## WHAT IS NEEDED
Without the pictures, give the entries below again exactly as written.

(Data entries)
######

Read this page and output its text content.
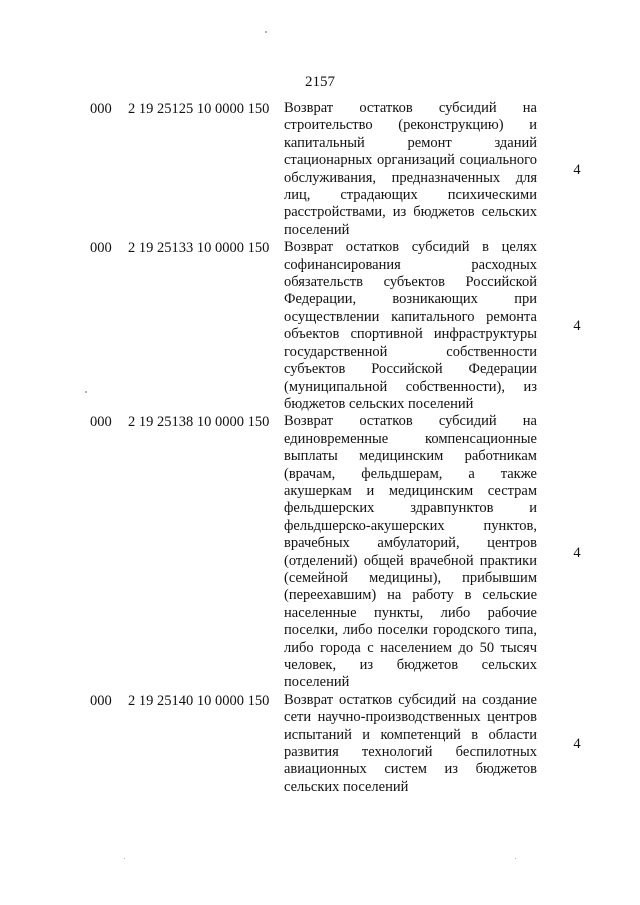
2157
000 2 19 25125 10 0000 150 Возврат остатков субсидий на строительство (реконструкцию) и капитальный ремонт зданий стационарных организаций социального обслуживания, предназначенных для лиц, страдающих психическими расстройствами, из бюджетов сельских поселений
4
000 2 19 25133 10 0000 150 Возврат остатков субсидий в целях софинансирования расходных обязательств субъектов Российской Федерации, возникающих при осуществлении капитального ремонта объектов спортивной инфраструктуры государственной собственности субъектов Российской Федерации (муниципальной собственности), из бюджетов сельских поселений
4
000 2 19 25138 10 0000 150 Возврат остатков субсидий на единовременные компенсационные выплаты медицинским работникам (врачам, фельдшерам, а также акушеркам и медицинским сестрам фельдшерских здравпунктов и фельдшерско-акушерских пунктов, врачебных амбулаторий, центров (отделений) общей врачебной практики (семейной медицины), прибывшим (переехавшим) на работу в сельские населенные пункты, либо рабочие поселки, либо поселки городского типа, либо города с населением до 50 тысяч человек, из бюджетов сельских поселений
4
000 2 19 25140 10 0000 150 Возврат остатков субсидий на создание сети научно-производственных центров испытаний и компетенций в области развития технологий беспилотных авиационных систем из бюджетов сельских поселений
4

######

## RESULT
Read this page and output its text content.
2157
000 2 19 25125 10 0000 150 Возврат остатков субсидий на строительство (реконструкцию) и капитальный ремонт зданий стационарных организаций социального обслуживания, предназначенных для лиц, страдающих психическими расстройствами, из бюджетов сельских поселений
4
000 2 19 25133 10 0000 150 Возврат остатков субсидий в целях софинансирования расходных обязательств субъектов Российской Федерации, возникающих при осуществлении капитального ремонта объектов спортивной инфраструктуры государственной собственности субъектов Российской Федерации (муниципальной собственности), из бюджетов сельских поселений
4
000 2 19 25138 10 0000 150 Возврат остатков субсидий на единовременные компенсационные выплаты медицинским работникам (врачам, фельдшерам, а также акушеркам и медицинским сестрам фельдшерских здравпунктов и фельдшерско-акушерских пунктов, врачебных амбулаторий, центров (отделений) общей врачебной практики (семейной медицины), прибывшим (переехавшим) на работу в сельские населенные пункты, либо рабочие поселки, либо поселки городского типа, либо города с населением до 50 тысяч человек, из бюджетов сельских поселений
4
000 2 19 25140 10 0000 150 Возврат остатков субсидий на создание сети научно-производственных центров испытаний и компетенций в области развития технологий беспилотных авиационных систем из бюджетов сельских поселений
4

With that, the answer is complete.